What is asked: Render as a JSON list of strings the lines of the items from the line that contains "1072, 210, 1112]" through the last line of the items, both included, one string per line with blank lines omitted.

Materials provided:
══════

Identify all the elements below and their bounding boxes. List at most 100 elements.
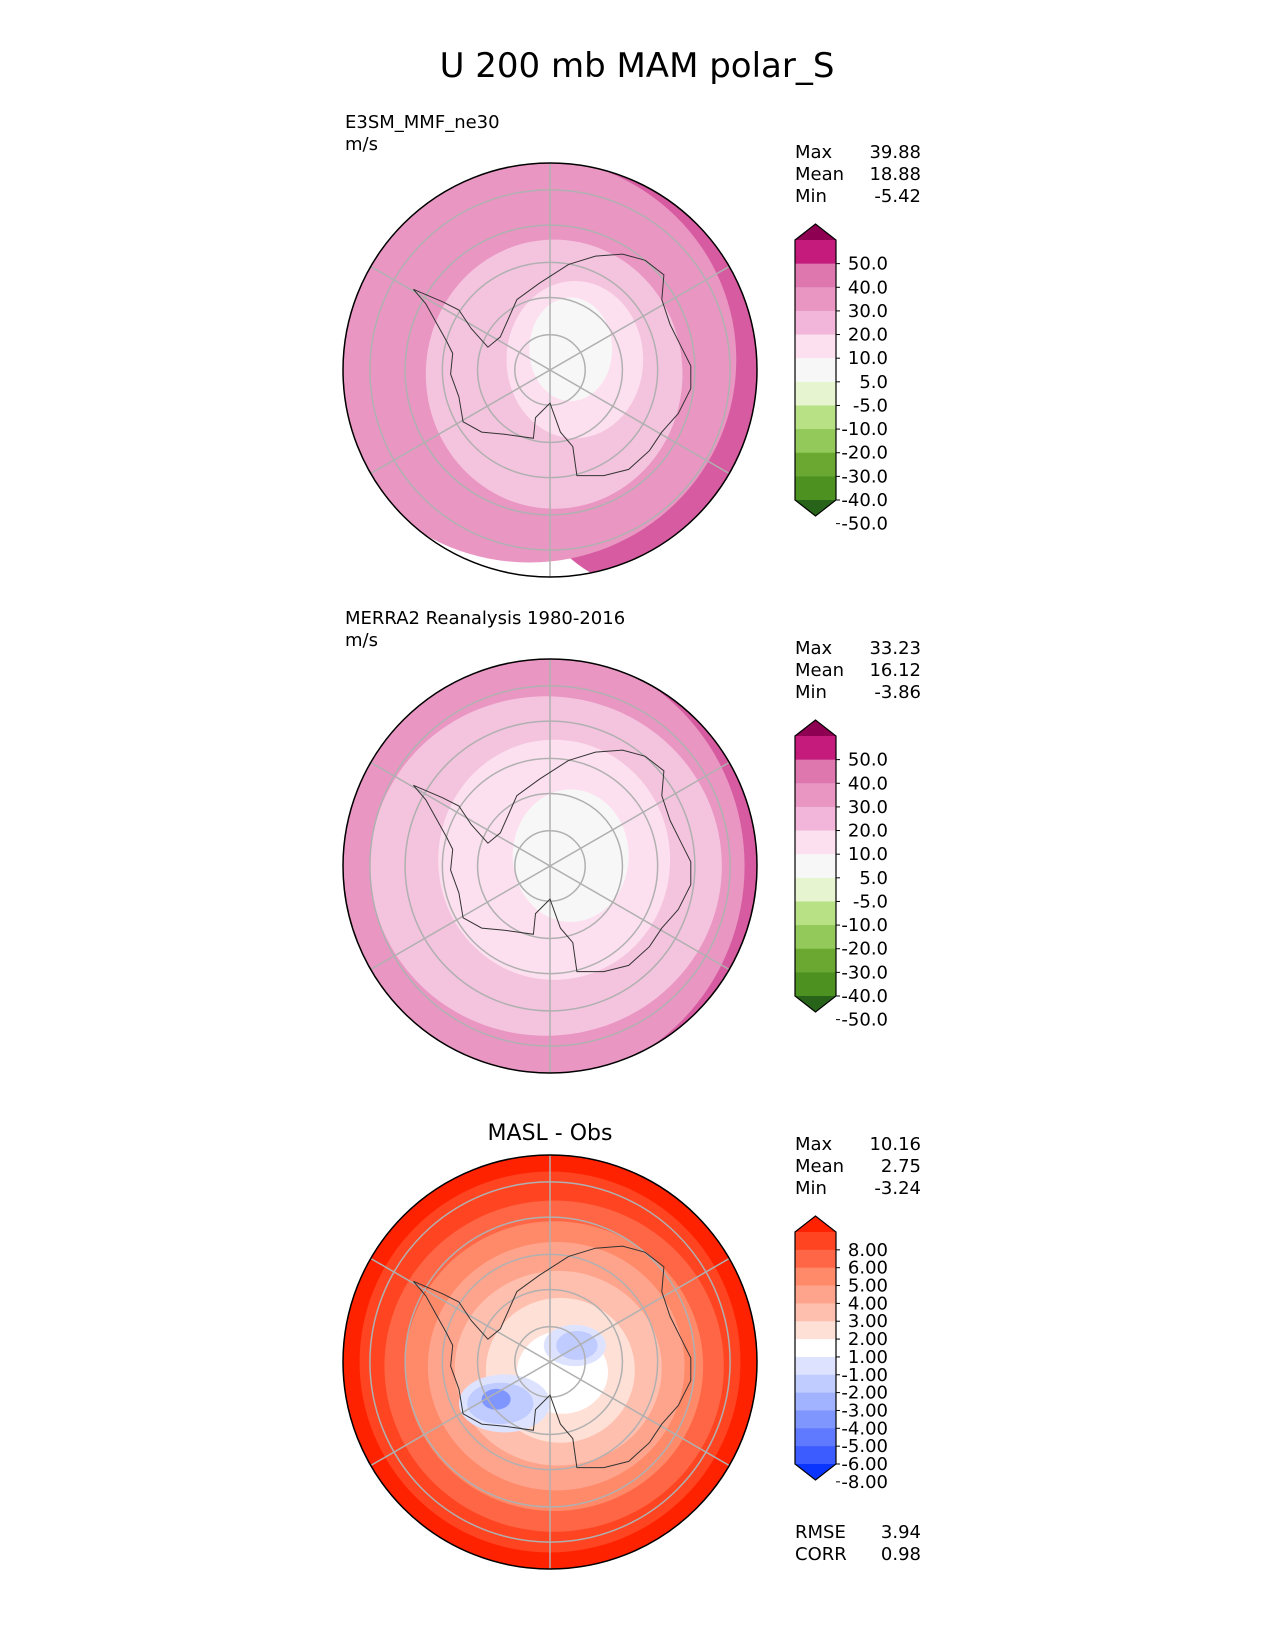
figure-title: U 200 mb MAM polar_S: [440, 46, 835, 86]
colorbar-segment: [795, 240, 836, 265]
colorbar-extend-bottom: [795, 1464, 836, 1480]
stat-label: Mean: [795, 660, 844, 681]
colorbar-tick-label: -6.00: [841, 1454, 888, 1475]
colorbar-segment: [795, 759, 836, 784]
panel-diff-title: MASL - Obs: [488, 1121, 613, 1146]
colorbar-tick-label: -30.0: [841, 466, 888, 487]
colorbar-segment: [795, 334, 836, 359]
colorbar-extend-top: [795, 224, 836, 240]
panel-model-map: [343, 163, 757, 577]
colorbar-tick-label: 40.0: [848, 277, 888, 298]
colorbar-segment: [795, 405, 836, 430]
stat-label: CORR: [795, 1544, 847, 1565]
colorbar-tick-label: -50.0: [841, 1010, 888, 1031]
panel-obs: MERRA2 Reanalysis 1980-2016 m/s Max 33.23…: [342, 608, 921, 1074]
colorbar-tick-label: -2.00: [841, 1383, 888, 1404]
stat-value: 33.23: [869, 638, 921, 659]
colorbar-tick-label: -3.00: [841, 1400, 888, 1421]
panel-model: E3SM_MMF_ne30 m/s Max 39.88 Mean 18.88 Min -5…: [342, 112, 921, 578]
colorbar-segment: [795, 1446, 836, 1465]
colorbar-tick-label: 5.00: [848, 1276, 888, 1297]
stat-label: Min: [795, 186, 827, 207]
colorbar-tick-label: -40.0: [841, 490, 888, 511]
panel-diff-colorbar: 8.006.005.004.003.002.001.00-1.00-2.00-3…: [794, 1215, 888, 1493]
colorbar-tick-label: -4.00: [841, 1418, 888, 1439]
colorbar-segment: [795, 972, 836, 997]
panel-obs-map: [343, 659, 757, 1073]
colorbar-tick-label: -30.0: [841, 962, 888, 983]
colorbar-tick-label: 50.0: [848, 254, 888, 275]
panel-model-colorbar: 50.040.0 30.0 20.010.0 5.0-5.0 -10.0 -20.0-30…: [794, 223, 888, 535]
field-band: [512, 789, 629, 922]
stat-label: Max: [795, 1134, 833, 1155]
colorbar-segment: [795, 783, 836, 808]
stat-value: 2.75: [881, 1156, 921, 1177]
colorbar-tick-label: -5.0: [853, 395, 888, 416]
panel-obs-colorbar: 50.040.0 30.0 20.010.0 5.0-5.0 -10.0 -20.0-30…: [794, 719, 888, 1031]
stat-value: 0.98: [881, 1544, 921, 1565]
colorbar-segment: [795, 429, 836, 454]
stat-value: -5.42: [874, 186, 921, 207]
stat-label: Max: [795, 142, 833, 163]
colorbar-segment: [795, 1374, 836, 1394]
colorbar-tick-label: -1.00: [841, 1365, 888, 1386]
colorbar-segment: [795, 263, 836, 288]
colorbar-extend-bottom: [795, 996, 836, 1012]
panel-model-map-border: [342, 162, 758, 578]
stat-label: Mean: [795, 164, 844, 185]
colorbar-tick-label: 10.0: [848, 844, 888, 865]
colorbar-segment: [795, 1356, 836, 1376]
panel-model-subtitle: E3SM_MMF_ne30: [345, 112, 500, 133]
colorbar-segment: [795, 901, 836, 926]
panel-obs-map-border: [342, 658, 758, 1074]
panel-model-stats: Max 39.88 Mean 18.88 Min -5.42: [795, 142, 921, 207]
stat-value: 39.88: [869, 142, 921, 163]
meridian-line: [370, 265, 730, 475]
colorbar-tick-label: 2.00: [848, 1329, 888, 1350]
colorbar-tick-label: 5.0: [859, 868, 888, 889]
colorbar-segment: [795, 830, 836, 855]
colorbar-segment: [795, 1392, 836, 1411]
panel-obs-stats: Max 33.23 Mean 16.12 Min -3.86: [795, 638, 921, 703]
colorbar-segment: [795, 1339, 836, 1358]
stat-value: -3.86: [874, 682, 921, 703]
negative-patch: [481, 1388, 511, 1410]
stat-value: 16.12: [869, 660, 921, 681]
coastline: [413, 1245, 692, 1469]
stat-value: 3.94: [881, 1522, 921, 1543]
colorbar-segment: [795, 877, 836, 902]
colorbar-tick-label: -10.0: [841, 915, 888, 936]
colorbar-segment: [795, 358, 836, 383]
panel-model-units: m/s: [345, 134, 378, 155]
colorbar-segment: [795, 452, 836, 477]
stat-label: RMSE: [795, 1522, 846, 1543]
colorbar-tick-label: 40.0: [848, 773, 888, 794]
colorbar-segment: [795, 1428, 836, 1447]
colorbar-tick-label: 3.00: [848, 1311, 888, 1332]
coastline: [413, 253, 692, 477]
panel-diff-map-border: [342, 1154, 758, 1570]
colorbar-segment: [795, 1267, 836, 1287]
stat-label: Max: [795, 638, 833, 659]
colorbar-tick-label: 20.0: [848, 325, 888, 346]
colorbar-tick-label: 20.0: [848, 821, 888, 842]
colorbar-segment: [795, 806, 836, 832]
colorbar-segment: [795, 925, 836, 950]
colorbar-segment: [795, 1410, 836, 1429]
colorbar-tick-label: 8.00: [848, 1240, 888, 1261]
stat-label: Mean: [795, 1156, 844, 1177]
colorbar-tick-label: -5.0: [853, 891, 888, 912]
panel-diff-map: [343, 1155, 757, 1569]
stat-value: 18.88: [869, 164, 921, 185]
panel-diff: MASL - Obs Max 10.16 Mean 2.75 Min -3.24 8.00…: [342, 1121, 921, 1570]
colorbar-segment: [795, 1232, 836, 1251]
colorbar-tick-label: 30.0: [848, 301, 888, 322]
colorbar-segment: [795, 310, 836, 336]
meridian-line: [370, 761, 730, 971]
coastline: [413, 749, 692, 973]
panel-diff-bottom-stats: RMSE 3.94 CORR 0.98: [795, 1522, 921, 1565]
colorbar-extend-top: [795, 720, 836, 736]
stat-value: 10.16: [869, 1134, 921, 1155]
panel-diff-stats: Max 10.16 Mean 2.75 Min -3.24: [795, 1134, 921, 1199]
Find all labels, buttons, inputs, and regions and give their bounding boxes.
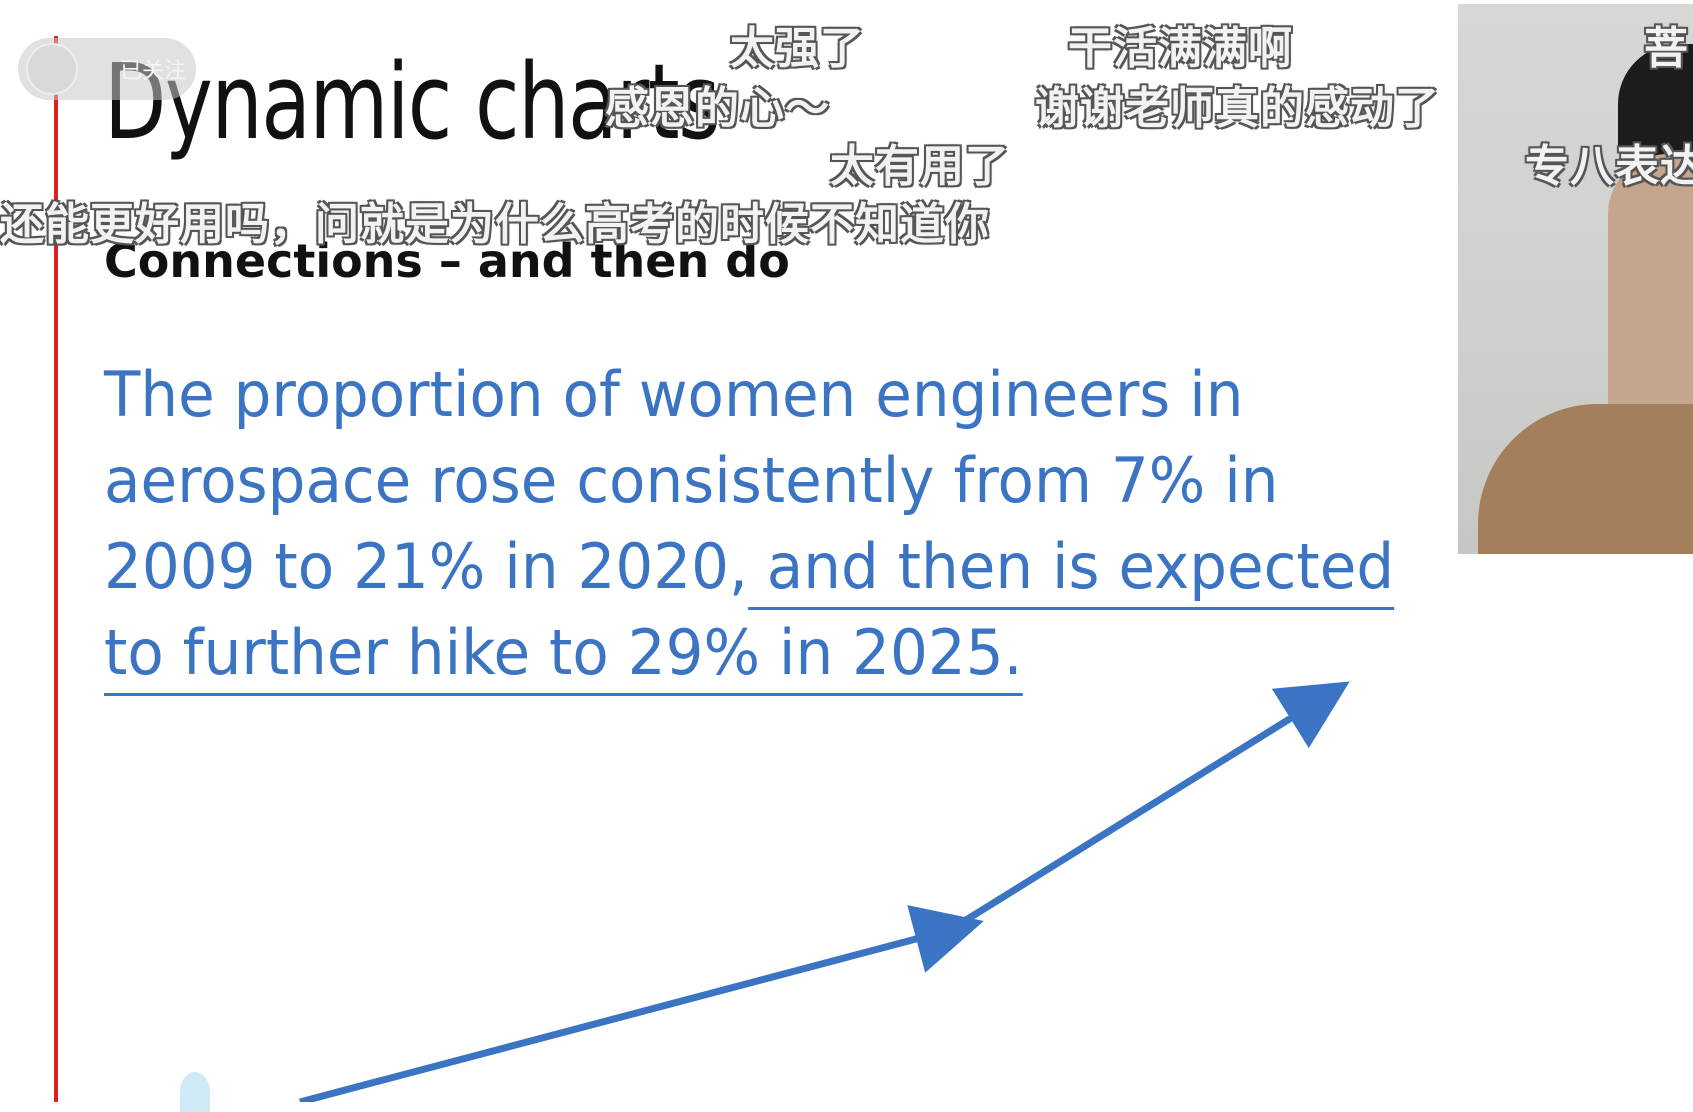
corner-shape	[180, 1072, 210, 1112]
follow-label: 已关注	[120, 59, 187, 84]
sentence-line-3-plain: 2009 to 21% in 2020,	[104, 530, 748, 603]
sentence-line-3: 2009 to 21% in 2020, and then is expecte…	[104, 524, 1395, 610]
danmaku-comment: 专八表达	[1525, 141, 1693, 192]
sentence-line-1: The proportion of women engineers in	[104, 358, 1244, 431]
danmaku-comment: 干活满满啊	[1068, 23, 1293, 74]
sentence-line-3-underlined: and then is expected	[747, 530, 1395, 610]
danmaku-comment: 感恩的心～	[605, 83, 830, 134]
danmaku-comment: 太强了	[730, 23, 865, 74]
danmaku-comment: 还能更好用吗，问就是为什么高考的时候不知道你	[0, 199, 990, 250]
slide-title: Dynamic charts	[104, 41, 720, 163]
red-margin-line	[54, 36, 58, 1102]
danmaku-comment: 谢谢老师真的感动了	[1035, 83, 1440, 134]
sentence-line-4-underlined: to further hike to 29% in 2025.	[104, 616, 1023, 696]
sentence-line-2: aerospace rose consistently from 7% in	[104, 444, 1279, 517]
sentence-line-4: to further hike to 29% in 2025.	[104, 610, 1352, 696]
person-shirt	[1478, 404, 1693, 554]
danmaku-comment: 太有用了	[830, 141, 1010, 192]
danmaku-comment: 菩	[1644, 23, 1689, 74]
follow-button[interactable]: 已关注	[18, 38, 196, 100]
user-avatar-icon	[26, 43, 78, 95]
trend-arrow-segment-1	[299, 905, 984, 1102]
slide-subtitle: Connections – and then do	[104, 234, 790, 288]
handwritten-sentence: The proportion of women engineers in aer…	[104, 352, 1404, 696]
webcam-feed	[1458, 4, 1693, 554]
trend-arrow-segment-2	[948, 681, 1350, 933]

══════

Final result:
[
  "corner-shape\t[180, 1072, 210, 1112]",
  "follow-label: 已关注\t[120, 59, 187, 84]",
  "sentence-line-3-plain: 2009 to 21% in 2020,\t[104, 530, 748, 603]",
  "sentence-line-3: 2009 to 21% in 2020, and then is expecte…\t[104, 524, 1395, 610]",
  "danmaku-comment: 专八表达\t[1525, 141, 1693, 192]",
  "sentence-line-1: The proportion of women engineers in\t[104, 358, 1244, 431]",
  "danmaku-comment: 干活满满啊\t[1068, 23, 1293, 74]",
  "sentence-line-3-underlined: and then is expected\t[747, 530, 1395, 610]",
  "danmaku-comment: 感恩的心～\t[605, 83, 830, 134]",
  "danmaku-comment: 太强了\t[730, 23, 865, 74]",
  "danmaku-comment: 还能更好用吗，问就是为什么高考的时候不知道你\t[0, 199, 990, 250]",
  "slide-title: Dynamic charts\t[104, 41, 720, 163]",
  "red-margin-line\t[54, 36, 58, 1102]",
  "danmaku-comment: 谢谢老师真的感动了\t[1035, 83, 1440, 134]",
  "sentence-line-4-underlined: to further hike to 29% in 2025.\t[104, 616, 1023, 696]",
  "sentence-line-2: aerospace rose consistently from 7% in\t[104, 444, 1279, 517]",
  "sentence-line-4: to further hike to 29% in 2025.\t[104, 610, 1352, 696]",
  "person-shirt\t[1478, 404, 1693, 554]",
  "danmaku-comment: 太有用了\t[830, 141, 1010, 192]",
  "danmaku-comment: 菩\t[1644, 23, 1689, 74]",
  "follow-button[interactable]: 已关注\t[18, 38, 196, 100]",
  "user-avatar-icon\t[26, 43, 78, 95]",
  "trend-arrow-segment-1\t[299, 905, 984, 1102]",
  "slide-subtitle: Connections – and then do\t[104, 234, 790, 288]",
  "handwritten-sentence: The proportion of women engineers in aer…\t[104, 352, 1404, 696]",
  "webcam-feed\t[1458, 4, 1693, 554]",
  "trend-arrow-segment-2\t[948, 681, 1350, 933]"
]